Dataset rows about figures
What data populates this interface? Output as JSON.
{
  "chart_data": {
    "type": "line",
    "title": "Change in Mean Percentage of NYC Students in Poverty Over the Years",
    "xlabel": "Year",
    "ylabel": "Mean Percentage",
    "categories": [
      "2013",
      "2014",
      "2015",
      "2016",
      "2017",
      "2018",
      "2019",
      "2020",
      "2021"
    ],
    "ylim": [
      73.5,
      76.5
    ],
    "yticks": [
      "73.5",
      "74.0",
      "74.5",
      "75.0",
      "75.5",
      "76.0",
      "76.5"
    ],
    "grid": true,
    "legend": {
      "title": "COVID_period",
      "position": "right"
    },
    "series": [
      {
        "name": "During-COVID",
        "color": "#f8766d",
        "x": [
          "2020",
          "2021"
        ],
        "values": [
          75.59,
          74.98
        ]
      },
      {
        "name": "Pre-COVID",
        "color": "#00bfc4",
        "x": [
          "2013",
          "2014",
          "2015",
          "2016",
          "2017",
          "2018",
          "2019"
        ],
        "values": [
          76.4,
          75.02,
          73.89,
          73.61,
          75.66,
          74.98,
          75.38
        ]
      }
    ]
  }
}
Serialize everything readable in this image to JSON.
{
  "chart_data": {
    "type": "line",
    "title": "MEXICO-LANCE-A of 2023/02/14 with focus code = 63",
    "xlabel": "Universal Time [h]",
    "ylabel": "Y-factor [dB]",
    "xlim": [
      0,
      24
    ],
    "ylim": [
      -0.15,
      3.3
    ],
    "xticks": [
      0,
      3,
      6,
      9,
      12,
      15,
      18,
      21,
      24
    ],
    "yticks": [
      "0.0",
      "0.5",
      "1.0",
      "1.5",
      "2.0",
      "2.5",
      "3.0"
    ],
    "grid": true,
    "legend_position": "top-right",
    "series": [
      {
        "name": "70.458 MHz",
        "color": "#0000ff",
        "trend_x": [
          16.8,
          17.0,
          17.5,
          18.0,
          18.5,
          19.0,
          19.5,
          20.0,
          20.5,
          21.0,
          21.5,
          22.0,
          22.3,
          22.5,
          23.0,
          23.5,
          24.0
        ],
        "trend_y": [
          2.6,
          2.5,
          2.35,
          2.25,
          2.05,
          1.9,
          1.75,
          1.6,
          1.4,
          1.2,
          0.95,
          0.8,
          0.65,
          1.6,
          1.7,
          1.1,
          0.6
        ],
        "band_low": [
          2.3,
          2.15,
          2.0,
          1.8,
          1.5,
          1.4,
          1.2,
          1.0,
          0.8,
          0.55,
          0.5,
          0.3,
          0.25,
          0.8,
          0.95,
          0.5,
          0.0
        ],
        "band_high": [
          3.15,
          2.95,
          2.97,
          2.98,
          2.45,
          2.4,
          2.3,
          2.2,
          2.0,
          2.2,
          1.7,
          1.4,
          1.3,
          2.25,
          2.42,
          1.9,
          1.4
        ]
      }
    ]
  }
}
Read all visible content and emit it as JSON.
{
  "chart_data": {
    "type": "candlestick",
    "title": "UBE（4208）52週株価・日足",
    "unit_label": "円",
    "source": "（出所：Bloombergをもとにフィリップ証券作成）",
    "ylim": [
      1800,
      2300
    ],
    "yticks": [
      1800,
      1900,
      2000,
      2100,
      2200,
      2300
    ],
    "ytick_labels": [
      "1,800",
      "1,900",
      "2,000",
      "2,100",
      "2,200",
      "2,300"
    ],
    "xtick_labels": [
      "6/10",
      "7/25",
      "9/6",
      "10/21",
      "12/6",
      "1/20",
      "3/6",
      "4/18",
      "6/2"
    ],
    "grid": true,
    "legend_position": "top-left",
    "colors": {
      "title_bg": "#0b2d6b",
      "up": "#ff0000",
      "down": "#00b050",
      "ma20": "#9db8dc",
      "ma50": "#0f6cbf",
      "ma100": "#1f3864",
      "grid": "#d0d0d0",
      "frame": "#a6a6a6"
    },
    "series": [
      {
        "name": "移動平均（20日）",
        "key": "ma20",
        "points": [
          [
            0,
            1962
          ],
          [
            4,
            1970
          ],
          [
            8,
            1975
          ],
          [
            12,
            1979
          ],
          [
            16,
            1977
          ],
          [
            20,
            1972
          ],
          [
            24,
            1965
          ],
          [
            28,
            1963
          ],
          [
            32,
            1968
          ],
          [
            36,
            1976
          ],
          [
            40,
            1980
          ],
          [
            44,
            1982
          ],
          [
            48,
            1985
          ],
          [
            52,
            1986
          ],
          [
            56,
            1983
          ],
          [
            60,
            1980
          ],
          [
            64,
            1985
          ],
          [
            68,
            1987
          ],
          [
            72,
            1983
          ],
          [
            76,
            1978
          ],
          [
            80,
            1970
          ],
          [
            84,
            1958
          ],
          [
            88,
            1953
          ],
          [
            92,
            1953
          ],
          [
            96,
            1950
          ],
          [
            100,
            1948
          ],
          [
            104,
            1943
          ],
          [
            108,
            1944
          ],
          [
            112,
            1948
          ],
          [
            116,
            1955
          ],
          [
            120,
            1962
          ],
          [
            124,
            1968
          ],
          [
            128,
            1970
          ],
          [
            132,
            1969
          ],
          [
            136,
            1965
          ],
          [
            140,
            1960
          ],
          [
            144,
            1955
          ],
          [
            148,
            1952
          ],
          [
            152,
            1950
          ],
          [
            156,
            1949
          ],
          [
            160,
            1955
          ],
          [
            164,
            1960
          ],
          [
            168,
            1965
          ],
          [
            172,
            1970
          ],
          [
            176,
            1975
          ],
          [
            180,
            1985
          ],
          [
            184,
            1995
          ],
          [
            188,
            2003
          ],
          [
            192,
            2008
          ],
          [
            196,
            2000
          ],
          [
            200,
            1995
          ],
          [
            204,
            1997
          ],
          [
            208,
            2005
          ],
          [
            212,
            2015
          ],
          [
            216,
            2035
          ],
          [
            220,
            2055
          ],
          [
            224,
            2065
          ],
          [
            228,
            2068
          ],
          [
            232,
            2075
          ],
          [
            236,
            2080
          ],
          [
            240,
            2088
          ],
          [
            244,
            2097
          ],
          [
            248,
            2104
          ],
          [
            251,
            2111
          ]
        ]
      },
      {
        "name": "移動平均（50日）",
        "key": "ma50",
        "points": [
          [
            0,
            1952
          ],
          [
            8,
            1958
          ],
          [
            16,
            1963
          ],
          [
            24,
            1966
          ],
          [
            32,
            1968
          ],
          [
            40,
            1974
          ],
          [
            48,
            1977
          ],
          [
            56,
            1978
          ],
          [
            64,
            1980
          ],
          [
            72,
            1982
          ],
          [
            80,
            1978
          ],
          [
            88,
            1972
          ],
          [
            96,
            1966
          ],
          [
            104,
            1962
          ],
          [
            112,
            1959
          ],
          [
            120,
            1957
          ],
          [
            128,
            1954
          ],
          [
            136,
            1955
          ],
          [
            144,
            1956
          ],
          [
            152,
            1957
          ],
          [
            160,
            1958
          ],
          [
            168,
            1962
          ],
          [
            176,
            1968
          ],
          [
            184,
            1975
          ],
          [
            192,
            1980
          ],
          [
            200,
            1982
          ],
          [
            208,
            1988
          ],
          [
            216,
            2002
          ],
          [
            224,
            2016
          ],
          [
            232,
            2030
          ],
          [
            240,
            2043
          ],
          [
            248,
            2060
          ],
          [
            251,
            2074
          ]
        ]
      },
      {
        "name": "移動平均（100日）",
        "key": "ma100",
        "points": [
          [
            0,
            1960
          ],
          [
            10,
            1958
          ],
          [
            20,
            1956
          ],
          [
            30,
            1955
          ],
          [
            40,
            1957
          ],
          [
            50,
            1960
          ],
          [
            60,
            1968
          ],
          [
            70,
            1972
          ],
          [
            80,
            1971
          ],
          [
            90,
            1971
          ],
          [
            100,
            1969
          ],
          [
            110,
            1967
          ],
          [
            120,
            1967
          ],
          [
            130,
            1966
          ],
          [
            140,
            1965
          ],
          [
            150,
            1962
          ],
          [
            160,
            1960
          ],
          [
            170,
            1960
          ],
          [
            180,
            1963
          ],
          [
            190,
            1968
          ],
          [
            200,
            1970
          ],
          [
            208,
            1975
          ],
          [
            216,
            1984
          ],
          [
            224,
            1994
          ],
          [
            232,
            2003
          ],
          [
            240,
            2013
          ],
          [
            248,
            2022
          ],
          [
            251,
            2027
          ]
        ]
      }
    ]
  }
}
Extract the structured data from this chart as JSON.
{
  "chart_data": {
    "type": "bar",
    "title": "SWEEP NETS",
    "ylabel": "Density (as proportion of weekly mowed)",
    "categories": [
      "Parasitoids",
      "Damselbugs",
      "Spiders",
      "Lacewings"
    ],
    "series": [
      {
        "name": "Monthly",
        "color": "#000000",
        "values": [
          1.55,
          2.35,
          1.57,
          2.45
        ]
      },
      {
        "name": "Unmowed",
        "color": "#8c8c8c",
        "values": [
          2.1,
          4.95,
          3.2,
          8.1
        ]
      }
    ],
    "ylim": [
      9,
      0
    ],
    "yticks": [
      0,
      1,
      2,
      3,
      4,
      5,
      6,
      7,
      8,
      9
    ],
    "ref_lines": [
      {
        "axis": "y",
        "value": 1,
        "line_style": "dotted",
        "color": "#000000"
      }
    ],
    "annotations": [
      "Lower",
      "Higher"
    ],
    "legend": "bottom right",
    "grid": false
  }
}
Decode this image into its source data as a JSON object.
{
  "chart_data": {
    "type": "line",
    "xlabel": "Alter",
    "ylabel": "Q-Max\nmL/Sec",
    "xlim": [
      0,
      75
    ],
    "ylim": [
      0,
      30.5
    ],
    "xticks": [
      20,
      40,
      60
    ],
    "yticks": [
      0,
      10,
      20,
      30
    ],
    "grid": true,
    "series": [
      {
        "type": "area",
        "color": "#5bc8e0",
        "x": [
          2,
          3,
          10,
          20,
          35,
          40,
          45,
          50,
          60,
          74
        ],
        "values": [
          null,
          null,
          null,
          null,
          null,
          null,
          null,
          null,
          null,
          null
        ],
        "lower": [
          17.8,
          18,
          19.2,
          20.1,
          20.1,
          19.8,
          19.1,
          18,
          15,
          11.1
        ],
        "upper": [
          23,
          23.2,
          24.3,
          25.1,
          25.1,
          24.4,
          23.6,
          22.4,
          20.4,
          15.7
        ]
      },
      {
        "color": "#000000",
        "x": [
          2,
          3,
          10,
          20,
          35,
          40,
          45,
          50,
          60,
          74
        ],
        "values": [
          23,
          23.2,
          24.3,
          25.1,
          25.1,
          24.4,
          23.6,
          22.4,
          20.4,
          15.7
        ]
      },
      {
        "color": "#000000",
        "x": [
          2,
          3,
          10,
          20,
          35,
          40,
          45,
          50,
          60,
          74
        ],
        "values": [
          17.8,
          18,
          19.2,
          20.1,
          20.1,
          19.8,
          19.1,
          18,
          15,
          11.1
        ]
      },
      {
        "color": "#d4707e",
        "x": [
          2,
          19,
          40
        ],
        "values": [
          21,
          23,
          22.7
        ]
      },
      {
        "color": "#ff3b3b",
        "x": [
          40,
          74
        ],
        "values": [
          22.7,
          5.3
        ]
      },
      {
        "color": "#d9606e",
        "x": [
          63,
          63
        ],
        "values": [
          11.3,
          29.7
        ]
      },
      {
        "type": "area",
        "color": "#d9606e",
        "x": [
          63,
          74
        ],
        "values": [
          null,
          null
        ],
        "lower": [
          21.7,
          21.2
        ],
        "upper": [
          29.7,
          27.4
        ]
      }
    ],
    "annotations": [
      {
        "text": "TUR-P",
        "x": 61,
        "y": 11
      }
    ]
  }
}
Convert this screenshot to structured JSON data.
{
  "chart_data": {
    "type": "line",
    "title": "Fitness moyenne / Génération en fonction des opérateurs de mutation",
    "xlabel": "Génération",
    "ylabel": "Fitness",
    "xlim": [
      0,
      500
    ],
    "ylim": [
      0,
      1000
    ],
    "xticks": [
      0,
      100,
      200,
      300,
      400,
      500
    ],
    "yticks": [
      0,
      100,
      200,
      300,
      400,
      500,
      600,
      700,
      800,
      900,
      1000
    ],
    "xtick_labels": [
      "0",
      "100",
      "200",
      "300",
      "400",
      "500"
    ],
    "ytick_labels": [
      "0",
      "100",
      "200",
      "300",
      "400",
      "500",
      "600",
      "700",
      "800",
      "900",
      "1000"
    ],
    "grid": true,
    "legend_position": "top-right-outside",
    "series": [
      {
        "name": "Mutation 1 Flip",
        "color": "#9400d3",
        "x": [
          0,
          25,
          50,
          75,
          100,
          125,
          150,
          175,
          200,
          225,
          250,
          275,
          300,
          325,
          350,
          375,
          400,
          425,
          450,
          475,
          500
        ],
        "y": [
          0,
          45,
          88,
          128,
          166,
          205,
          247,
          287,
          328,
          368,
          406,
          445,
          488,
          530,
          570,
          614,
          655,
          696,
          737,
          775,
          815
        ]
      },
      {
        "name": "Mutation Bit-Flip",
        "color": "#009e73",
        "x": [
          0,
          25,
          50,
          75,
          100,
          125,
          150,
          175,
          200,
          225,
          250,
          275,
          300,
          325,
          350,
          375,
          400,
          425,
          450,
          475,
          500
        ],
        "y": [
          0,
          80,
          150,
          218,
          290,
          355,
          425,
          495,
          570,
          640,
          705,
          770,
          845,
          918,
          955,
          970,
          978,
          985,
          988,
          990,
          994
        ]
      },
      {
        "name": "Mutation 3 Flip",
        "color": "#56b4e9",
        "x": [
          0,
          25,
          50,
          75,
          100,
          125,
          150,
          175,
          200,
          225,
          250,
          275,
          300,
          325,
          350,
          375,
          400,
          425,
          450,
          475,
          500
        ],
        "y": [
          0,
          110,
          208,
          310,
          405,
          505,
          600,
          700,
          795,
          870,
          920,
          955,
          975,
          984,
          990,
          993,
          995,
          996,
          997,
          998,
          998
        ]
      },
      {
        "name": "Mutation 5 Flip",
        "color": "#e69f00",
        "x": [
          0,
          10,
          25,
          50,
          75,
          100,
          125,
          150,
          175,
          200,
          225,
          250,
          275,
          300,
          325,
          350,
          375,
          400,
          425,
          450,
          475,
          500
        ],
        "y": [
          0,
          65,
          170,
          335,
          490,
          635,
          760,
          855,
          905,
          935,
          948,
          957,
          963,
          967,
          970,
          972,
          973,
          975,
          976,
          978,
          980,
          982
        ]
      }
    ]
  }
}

WHAT YOU HAVE TO DO
Copy all lines from the listing that contain "name".

RESPONSE
        "name": "During-COVID",
        "name": "Pre-COVID",
        "name": "70.458 MHz",
        "name": "移動平均（20日）",
        "name": "移動平均（50日）",
        "name": "移動平均（100日）",
        "name": "Monthly",
        "name": "Unmowed",
        "name": "Mutation 1 Flip",
        "name": "Mutation Bit-Flip",
        "name": "Mutation 3 Flip",
        "name": "Mutation 5 Flip",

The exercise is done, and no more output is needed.